REQUIREMENT:
Collect all lines containing the word "color" from the data.

RECORDED INFORMATION:
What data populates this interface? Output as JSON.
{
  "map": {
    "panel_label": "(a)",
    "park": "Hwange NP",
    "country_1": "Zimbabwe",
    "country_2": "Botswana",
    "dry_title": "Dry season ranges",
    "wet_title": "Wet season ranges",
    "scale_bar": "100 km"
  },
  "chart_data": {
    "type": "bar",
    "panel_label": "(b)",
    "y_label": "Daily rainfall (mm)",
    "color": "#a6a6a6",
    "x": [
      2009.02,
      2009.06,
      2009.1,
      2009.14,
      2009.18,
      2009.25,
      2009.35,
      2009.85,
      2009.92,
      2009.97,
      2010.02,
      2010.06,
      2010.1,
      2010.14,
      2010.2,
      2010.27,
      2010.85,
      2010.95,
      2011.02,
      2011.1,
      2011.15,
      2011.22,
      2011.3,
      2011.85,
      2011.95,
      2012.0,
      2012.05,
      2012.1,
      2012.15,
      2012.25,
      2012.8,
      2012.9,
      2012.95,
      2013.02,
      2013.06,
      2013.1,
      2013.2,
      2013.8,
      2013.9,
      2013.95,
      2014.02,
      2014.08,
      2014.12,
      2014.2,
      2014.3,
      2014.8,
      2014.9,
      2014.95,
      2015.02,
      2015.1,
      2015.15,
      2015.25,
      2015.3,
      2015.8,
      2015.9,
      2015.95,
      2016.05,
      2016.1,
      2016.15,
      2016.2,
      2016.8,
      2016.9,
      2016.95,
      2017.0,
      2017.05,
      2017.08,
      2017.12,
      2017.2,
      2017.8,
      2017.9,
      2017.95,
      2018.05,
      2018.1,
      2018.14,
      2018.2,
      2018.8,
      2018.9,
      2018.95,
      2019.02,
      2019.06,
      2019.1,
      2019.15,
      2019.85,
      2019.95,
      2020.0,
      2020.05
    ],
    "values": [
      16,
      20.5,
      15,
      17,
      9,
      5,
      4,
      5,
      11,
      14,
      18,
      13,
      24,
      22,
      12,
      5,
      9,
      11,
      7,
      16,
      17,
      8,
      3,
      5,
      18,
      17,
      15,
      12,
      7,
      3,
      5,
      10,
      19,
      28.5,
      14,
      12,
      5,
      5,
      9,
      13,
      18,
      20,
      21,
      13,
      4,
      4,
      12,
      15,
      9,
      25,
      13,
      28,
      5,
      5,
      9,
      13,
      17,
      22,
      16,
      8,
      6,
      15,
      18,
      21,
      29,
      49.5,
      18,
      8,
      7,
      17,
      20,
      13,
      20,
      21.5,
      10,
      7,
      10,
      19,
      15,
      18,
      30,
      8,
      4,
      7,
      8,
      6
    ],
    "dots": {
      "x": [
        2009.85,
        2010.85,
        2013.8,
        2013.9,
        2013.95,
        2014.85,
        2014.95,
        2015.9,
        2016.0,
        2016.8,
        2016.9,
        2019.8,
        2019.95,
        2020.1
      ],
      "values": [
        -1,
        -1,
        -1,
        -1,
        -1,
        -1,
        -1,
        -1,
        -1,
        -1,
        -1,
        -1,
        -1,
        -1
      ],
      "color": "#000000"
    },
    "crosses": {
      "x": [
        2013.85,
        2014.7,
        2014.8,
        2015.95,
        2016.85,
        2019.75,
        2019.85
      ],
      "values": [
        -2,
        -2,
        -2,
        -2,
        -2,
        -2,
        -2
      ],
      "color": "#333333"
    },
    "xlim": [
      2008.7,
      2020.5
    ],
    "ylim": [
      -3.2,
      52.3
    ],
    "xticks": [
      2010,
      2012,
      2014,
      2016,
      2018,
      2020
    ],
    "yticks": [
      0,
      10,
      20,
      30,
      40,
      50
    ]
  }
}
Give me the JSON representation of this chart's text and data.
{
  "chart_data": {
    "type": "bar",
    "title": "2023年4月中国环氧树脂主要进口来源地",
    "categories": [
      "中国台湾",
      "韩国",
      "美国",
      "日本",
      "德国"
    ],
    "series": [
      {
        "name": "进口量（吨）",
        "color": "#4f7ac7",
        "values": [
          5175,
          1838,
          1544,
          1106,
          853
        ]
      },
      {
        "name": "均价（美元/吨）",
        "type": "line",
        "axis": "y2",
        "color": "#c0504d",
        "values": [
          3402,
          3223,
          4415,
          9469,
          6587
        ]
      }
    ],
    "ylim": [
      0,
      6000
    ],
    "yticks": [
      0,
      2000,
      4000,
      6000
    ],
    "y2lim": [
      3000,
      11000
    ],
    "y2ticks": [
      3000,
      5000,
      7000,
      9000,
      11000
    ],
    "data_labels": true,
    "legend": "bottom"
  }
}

TASK ANSWER:
    "color": "#a6a6a6",
      "color": "#000000"
      "color": "#333333"
        "color": "#4f7ac7",
        "color": "#c0504d",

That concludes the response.